# [PROVIDED RECORDS]
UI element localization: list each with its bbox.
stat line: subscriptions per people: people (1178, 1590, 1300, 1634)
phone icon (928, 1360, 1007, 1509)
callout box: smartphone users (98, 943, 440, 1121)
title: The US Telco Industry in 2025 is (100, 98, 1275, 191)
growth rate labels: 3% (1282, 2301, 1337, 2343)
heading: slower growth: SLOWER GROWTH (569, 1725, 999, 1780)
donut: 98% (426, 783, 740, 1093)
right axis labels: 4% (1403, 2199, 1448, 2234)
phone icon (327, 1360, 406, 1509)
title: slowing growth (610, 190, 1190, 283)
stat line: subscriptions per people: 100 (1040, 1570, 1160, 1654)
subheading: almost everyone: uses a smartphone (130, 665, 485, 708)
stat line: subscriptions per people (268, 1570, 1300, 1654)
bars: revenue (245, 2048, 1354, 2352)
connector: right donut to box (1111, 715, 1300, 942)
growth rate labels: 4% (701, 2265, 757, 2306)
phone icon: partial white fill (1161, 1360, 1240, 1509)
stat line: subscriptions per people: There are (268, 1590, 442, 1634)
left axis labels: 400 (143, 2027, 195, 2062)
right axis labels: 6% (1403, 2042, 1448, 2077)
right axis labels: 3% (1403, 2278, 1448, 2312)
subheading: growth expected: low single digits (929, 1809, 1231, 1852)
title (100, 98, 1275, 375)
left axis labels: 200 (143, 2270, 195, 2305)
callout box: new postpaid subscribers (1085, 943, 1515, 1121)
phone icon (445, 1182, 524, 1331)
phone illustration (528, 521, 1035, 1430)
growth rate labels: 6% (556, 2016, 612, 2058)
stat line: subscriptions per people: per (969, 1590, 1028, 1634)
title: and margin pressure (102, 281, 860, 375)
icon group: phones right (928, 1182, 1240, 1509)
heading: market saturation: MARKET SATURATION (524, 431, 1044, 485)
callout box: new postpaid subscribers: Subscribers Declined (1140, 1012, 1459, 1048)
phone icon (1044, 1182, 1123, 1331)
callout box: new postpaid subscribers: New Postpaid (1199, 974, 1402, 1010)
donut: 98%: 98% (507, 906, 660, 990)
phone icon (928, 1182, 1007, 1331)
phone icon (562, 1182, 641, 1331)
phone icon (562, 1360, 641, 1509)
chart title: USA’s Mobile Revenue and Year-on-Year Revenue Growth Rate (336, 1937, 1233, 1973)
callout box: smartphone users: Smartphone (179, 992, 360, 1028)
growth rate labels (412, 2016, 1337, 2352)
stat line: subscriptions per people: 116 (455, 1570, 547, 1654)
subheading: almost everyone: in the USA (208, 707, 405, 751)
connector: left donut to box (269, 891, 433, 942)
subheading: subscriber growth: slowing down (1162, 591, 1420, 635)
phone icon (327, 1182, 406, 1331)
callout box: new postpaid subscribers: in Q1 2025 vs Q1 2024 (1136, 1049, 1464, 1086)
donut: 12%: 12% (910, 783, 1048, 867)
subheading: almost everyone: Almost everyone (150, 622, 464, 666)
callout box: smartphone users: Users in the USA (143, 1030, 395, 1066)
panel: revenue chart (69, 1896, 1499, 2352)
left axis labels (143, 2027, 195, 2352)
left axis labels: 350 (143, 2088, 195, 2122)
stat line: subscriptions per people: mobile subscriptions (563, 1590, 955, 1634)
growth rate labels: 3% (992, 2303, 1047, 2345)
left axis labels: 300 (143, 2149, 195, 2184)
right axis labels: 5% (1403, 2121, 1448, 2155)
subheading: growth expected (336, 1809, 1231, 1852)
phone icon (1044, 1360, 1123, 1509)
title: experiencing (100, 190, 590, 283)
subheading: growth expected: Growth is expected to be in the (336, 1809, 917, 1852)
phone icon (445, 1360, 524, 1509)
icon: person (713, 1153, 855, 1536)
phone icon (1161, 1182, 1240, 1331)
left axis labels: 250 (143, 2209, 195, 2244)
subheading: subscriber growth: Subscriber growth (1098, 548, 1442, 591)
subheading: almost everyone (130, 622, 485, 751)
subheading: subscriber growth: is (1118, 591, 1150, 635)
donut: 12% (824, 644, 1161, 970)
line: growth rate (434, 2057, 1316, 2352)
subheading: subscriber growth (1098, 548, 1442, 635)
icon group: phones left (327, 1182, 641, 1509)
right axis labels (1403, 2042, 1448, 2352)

# [EXERCISE]
Return the lines from the start of the list through the line that contains "growth rate labels: 4% (701, 2265, 757, 2306)", inclusive, reproducing each one character for character.

# [THE SOLUTION]
UI element localization: list each with its bbox.
stat line: subscriptions per people: people (1178, 1590, 1300, 1634)
phone icon (928, 1360, 1007, 1509)
callout box: smartphone users (98, 943, 440, 1121)
title: The US Telco Industry in 2025 is (100, 98, 1275, 191)
growth rate labels: 3% (1282, 2301, 1337, 2343)
heading: slower growth: SLOWER GROWTH (569, 1725, 999, 1780)
donut: 98% (426, 783, 740, 1093)
right axis labels: 4% (1403, 2199, 1448, 2234)
phone icon (327, 1360, 406, 1509)
title: slowing growth (610, 190, 1190, 283)
stat line: subscriptions per people: 100 (1040, 1570, 1160, 1654)
subheading: almost everyone: uses a smartphone (130, 665, 485, 708)
stat line: subscriptions per people (268, 1570, 1300, 1654)
bars: revenue (245, 2048, 1354, 2352)
connector: right donut to box (1111, 715, 1300, 942)
growth rate labels: 4% (701, 2265, 757, 2306)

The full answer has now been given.